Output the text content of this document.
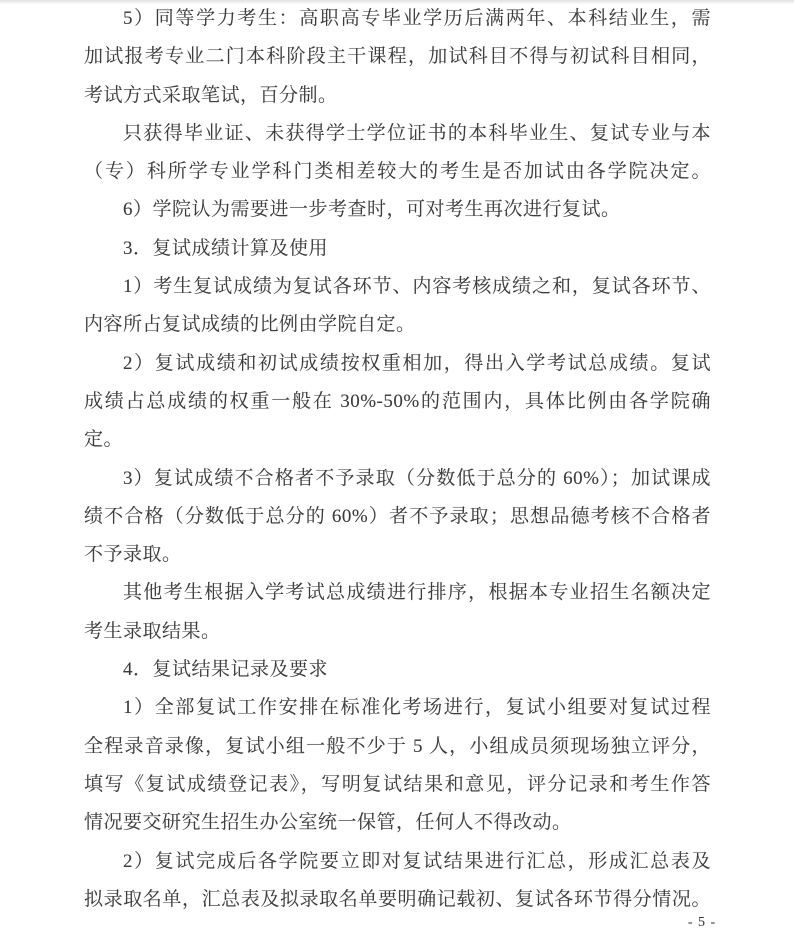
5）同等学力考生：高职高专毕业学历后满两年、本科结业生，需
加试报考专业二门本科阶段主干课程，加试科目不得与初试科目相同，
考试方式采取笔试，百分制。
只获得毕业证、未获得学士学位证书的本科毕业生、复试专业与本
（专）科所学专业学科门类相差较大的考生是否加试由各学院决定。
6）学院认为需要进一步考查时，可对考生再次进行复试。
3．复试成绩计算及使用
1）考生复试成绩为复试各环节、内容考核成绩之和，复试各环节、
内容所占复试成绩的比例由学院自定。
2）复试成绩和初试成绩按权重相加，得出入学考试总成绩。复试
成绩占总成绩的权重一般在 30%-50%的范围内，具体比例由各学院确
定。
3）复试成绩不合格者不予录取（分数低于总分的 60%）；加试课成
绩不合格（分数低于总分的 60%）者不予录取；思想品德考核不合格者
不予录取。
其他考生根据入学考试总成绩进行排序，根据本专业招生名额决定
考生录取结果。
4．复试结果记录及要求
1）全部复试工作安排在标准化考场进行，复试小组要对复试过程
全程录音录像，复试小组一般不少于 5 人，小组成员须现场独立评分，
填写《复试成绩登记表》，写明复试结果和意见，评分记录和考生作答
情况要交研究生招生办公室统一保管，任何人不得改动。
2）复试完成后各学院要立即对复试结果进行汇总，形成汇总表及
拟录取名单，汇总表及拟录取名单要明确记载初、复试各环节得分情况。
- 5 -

### [Objective]
Reproduce all the entries that precede this task, word for word, minus any pictures.

### [Solution to the exercise]
Output the text content of this document.
5）同等学力考生：高职高专毕业学历后满两年、本科结业生，需
加试报考专业二门本科阶段主干课程，加试科目不得与初试科目相同，
考试方式采取笔试，百分制。
只获得毕业证、未获得学士学位证书的本科毕业生、复试专业与本
（专）科所学专业学科门类相差较大的考生是否加试由各学院决定。
6）学院认为需要进一步考查时，可对考生再次进行复试。
3．复试成绩计算及使用
1）考生复试成绩为复试各环节、内容考核成绩之和，复试各环节、
内容所占复试成绩的比例由学院自定。
2）复试成绩和初试成绩按权重相加，得出入学考试总成绩。复试
成绩占总成绩的权重一般在 30%-50%的范围内，具体比例由各学院确
定。
3）复试成绩不合格者不予录取（分数低于总分的 60%）；加试课成
绩不合格（分数低于总分的 60%）者不予录取；思想品德考核不合格者
不予录取。
其他考生根据入学考试总成绩进行排序，根据本专业招生名额决定
考生录取结果。
4．复试结果记录及要求
1）全部复试工作安排在标准化考场进行，复试小组要对复试过程
全程录音录像，复试小组一般不少于 5 人，小组成员须现场独立评分，
填写《复试成绩登记表》，写明复试结果和意见，评分记录和考生作答
情况要交研究生招生办公室统一保管，任何人不得改动。
2）复试完成后各学院要立即对复试结果进行汇总，形成汇总表及
拟录取名单，汇总表及拟录取名单要明确记载初、复试各环节得分情况。
- 5 -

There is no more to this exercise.